WHAT THIS TASK INVOLVES:
Wherever the word "一个正六边形的内角和的度数为" appears in the entries, copy the whole line.

(Entries taken from a collection)

-------------------------

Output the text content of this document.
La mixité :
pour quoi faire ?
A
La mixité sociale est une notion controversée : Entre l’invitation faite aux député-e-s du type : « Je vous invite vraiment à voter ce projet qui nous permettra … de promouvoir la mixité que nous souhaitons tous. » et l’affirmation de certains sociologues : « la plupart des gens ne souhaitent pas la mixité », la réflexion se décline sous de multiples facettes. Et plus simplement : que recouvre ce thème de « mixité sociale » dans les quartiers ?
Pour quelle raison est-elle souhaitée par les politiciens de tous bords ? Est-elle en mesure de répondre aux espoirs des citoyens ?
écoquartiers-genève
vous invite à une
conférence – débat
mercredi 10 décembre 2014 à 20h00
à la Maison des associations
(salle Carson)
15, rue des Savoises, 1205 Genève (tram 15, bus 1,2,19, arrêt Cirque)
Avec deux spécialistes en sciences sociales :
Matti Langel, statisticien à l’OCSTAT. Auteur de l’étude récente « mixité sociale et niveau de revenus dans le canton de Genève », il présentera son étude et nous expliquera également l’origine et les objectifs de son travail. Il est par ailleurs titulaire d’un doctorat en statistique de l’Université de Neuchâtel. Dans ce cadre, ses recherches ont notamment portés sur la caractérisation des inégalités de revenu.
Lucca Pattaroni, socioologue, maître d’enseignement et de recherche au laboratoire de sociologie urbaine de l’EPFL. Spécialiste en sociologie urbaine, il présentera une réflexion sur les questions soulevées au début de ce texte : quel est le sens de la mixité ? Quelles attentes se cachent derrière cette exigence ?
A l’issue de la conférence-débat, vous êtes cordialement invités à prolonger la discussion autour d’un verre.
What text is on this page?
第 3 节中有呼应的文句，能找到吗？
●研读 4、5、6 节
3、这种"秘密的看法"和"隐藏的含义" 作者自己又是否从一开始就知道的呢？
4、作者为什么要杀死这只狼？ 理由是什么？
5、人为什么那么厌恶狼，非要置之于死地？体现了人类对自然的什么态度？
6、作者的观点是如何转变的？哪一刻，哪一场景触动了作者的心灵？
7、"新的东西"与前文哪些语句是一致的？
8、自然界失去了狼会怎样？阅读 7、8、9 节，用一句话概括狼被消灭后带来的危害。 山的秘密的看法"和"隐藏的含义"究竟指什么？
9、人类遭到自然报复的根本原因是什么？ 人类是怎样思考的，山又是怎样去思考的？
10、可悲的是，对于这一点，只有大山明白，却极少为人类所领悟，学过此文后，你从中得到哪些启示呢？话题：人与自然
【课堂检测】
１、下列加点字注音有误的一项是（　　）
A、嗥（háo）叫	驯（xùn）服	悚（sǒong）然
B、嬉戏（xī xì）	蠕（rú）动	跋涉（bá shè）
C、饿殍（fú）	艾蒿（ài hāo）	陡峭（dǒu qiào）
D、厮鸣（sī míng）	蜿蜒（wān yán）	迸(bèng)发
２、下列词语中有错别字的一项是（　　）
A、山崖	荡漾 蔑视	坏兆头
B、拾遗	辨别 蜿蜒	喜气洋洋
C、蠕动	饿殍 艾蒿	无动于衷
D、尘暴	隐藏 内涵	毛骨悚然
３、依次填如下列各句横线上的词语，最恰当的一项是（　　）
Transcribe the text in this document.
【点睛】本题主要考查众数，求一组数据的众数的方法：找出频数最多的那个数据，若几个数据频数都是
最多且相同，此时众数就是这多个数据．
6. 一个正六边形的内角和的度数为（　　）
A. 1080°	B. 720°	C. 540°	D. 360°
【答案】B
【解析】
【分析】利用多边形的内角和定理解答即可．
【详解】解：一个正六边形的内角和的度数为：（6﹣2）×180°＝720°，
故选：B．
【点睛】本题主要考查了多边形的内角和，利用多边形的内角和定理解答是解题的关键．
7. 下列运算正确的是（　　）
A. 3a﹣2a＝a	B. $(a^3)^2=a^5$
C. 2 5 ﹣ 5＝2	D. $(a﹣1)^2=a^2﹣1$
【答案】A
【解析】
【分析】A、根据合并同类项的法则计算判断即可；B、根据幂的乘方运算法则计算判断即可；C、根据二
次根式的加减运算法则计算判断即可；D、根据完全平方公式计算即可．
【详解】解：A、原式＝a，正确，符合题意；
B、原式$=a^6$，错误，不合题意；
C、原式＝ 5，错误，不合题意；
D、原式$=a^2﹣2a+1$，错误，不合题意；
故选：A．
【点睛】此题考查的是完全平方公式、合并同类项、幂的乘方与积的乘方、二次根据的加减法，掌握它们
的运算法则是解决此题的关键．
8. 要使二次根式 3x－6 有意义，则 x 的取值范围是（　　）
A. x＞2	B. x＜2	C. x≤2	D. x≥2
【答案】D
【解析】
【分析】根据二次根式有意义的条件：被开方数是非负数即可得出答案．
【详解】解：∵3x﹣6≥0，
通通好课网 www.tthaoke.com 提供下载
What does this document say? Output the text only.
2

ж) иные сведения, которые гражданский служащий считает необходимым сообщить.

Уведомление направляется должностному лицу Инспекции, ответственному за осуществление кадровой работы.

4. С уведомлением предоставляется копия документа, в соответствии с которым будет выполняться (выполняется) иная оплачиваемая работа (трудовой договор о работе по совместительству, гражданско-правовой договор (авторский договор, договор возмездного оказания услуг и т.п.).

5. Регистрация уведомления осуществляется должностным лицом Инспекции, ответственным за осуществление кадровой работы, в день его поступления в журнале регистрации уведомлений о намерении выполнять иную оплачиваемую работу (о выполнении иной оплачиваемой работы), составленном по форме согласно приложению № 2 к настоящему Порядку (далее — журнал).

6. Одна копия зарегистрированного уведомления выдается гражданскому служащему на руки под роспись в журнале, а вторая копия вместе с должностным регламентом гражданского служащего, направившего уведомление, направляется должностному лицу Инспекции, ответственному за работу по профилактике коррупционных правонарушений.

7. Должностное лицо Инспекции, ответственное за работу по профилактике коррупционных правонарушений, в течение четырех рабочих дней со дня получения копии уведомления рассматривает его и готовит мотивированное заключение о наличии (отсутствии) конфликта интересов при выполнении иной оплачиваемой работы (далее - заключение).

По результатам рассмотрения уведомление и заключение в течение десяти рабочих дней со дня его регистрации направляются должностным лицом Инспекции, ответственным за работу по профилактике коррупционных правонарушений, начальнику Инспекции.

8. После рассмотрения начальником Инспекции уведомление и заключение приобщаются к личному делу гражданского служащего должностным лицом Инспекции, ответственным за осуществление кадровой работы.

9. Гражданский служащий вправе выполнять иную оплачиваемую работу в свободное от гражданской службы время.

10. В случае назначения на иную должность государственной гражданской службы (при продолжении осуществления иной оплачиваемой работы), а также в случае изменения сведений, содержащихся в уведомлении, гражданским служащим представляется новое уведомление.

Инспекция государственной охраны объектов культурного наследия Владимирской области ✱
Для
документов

-------------------------

THE OUTPUT:
6. 一个正六边形的内角和的度数为（　　）
【详解】解：一个正六边形的内角和的度数为：（6﹣2）×180°＝720°，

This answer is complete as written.